__What the task requires__: In the data below, find each line containing the string "приготовления" and return it.

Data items

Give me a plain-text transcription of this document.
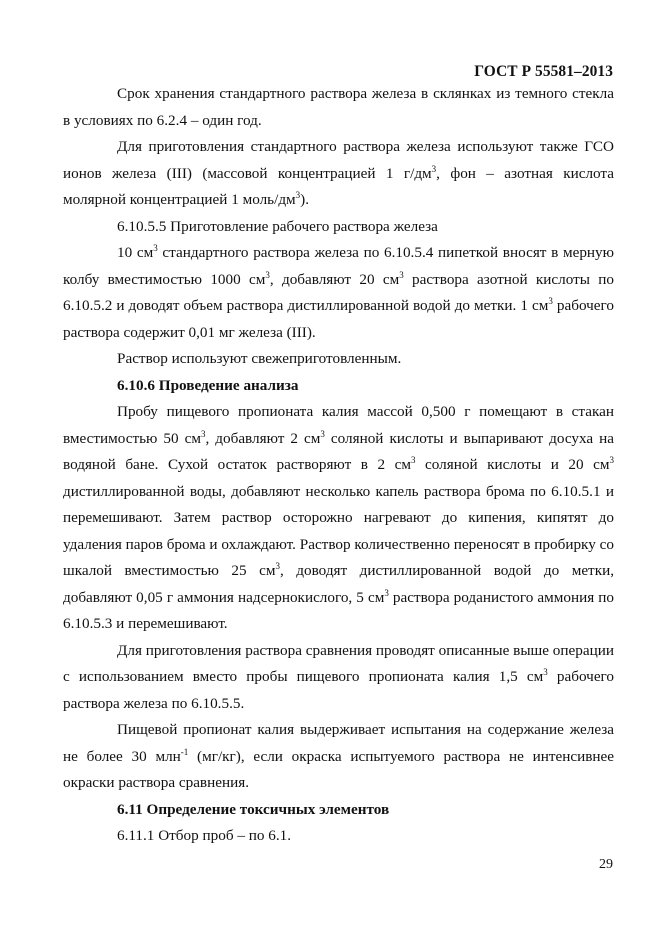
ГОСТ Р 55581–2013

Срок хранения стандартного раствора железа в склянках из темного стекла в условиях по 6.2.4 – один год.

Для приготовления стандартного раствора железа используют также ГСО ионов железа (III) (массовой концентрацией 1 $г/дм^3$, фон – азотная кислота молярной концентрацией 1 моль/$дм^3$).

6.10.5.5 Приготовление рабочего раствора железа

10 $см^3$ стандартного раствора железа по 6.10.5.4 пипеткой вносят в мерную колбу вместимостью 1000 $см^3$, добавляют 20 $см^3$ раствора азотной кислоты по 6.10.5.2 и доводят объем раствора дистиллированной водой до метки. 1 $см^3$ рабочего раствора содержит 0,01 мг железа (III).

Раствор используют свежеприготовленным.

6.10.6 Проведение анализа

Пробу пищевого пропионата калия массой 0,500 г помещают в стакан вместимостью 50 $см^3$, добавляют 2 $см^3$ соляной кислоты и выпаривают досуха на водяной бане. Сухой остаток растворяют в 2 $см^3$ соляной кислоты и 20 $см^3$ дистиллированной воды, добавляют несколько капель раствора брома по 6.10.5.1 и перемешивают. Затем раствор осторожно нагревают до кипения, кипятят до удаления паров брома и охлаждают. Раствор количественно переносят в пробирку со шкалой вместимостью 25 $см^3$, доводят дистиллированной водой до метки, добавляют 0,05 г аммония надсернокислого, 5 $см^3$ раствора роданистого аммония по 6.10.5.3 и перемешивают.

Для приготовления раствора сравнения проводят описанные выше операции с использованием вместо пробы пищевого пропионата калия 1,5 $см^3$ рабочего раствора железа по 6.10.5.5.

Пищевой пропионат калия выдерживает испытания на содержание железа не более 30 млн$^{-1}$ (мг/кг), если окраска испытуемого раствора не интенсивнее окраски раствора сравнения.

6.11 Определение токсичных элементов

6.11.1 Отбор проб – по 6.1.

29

--

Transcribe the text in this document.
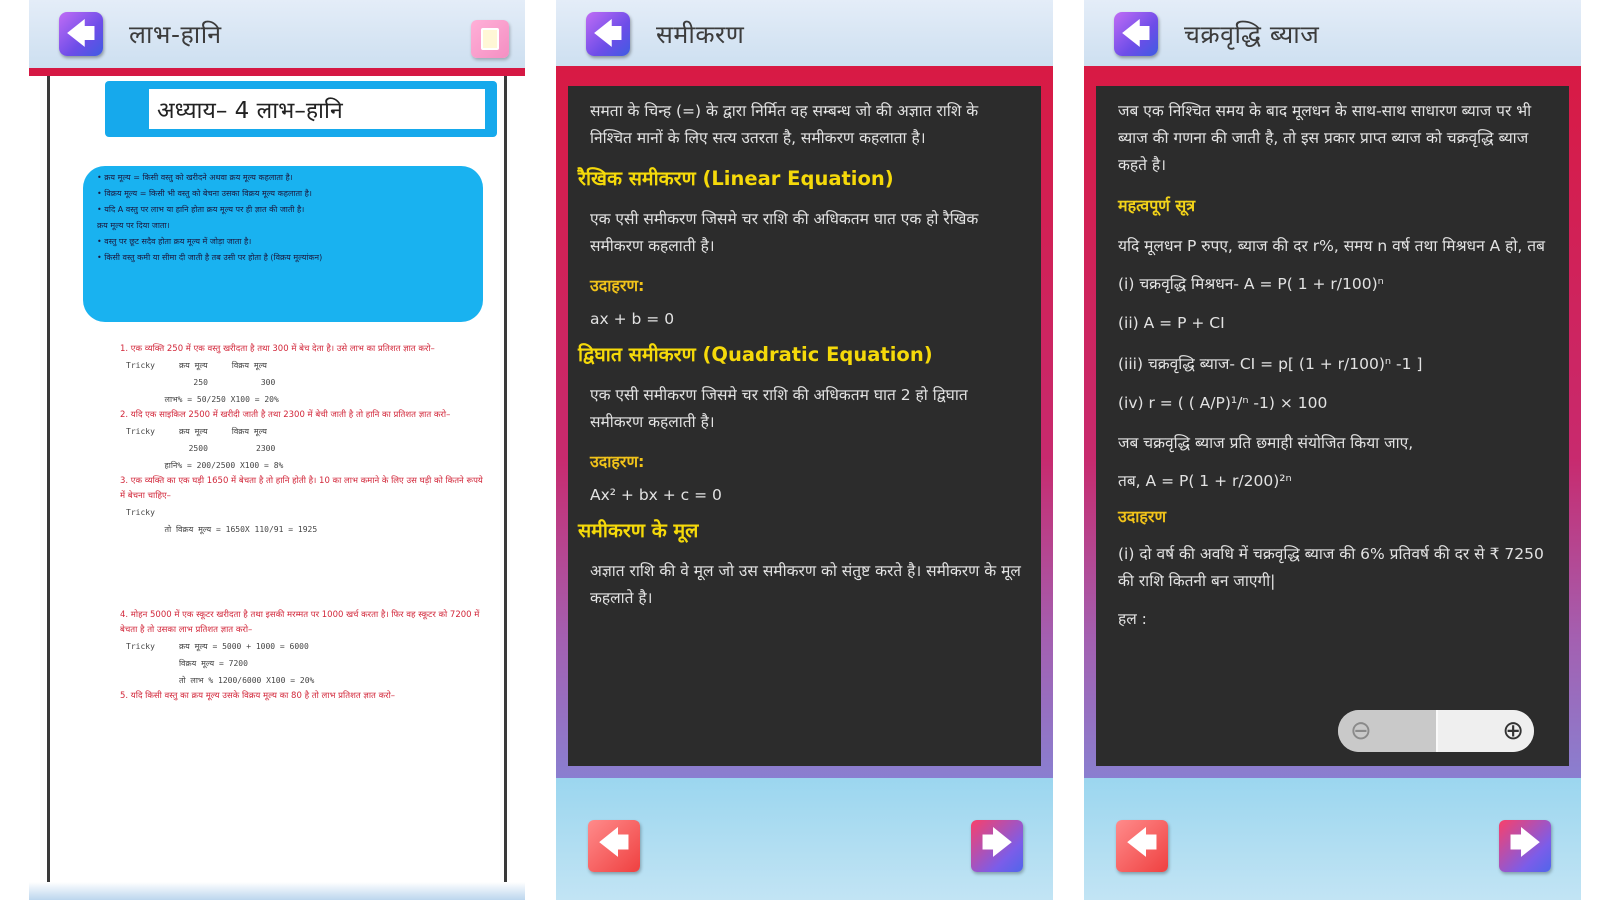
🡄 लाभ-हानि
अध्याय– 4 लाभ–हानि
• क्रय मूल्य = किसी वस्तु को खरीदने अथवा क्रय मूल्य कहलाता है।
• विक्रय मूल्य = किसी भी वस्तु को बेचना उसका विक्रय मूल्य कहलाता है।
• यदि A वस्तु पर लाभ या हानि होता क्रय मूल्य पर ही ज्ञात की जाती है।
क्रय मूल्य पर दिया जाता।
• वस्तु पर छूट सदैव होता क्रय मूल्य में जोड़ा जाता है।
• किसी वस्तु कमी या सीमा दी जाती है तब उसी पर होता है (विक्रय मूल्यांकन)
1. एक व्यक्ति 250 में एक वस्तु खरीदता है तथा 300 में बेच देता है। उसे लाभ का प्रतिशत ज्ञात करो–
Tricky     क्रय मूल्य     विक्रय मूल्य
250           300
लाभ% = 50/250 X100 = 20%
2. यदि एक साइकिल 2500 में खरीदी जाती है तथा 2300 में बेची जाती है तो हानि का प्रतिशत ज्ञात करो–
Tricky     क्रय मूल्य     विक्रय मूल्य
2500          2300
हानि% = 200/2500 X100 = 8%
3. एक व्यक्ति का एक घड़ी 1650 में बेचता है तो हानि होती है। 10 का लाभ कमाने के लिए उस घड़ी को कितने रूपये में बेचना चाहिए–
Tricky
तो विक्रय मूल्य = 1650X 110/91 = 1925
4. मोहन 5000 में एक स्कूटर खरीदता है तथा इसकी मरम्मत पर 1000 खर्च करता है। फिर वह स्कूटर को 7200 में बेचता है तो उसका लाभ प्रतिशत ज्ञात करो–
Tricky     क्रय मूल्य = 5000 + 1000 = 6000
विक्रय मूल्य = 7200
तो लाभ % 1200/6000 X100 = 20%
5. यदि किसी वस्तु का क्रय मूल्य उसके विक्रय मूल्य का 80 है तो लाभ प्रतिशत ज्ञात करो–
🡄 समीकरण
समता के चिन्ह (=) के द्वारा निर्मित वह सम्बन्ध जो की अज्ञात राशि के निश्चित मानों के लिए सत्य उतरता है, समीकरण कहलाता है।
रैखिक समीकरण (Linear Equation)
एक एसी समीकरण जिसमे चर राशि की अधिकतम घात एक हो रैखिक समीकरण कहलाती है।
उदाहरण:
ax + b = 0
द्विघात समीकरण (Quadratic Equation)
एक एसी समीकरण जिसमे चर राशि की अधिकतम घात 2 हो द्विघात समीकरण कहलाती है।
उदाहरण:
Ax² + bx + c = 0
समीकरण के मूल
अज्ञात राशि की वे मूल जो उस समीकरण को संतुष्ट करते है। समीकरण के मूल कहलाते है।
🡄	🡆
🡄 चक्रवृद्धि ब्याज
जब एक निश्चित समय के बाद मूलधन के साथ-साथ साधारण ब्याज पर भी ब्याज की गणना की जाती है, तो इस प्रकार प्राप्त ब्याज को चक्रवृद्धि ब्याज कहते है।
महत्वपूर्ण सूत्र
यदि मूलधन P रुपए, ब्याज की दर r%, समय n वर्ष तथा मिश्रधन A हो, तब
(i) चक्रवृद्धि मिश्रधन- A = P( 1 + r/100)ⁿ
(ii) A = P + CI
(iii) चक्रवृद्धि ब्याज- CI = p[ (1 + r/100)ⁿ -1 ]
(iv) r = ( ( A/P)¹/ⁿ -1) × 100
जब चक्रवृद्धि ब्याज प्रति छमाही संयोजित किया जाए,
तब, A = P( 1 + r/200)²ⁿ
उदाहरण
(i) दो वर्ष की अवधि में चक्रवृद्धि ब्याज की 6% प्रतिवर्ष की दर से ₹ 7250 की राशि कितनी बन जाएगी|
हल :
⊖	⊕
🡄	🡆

__Task response__:
Для приготовления стандартного раствора железа используют также ГСО ионов железа (III) (массовой концентрацией 1 $г/дм^3$, фон – азотная кислота молярной концентрацией 1 моль/$дм^3$).
Для приготовления раствора сравнения проводят описанные выше операции с использованием вместо пробы пищевого пропионата калия 1,5 $см^3$ рабочего раствора железа по 6.10.5.5.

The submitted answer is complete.